> **PROBLEM TO SOLVE**
Can the data below be echoed back word for word?

[BEGIN]

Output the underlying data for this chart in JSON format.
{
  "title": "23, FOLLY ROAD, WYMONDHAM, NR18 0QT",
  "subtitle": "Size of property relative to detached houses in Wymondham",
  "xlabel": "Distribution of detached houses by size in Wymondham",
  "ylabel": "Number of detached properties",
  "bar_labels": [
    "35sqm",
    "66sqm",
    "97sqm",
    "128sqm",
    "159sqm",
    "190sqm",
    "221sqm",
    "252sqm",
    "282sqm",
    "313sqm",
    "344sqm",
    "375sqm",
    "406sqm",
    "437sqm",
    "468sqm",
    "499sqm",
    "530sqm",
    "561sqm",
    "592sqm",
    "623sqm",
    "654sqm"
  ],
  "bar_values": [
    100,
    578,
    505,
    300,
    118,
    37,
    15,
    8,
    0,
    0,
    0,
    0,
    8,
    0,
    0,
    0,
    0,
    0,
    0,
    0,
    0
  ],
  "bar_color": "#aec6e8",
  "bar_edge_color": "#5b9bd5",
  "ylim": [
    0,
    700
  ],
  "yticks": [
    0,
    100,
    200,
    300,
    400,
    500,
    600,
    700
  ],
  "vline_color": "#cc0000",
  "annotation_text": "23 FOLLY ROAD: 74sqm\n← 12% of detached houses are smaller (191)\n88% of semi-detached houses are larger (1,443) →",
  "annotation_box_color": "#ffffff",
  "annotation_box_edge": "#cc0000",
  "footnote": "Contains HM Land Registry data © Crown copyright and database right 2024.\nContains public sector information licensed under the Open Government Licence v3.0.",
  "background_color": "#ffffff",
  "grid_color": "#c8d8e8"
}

[END]

> **RESPONSE**
Output the underlying data for this chart in JSON format.
{
  "title": "23, FOLLY ROAD, WYMONDHAM, NR18 0QT",
  "subtitle": "Size of property relative to detached houses in Wymondham",
  "xlabel": "Distribution of detached houses by size in Wymondham",
  "ylabel": "Number of detached properties",
  "bar_labels": [
    "35sqm",
    "66sqm",
    "97sqm",
    "128sqm",
    "159sqm",
    "190sqm",
    "221sqm",
    "252sqm",
    "282sqm",
    "313sqm",
    "344sqm",
    "375sqm",
    "406sqm",
    "437sqm",
    "468sqm",
    "499sqm",
    "530sqm",
    "561sqm",
    "592sqm",
    "623sqm",
    "654sqm"
  ],
  "bar_values": [
    100,
    578,
    505,
    300,
    118,
    37,
    15,
    8,
    0,
    0,
    0,
    0,
    8,
    0,
    0,
    0,
    0,
    0,
    0,
    0,
    0
  ],
  "bar_color": "#aec6e8",
  "bar_edge_color": "#5b9bd5",
  "ylim": [
    0,
    700
  ],
  "yticks": [
    0,
    100,
    200,
    300,
    400,
    500,
    600,
    700
  ],
  "vline_color": "#cc0000",
  "annotation_text": "23 FOLLY ROAD: 74sqm\n← 12% of detached houses are smaller (191)\n88% of semi-detached houses are larger (1,443) →",
  "annotation_box_color": "#ffffff",
  "annotation_box_edge": "#cc0000",
  "footnote": "Contains HM Land Registry data © Crown copyright and database right 2024.\nContains public sector information licensed under the Open Government Licence v3.0.",
  "background_color": "#ffffff",
  "grid_color": "#c8d8e8"
}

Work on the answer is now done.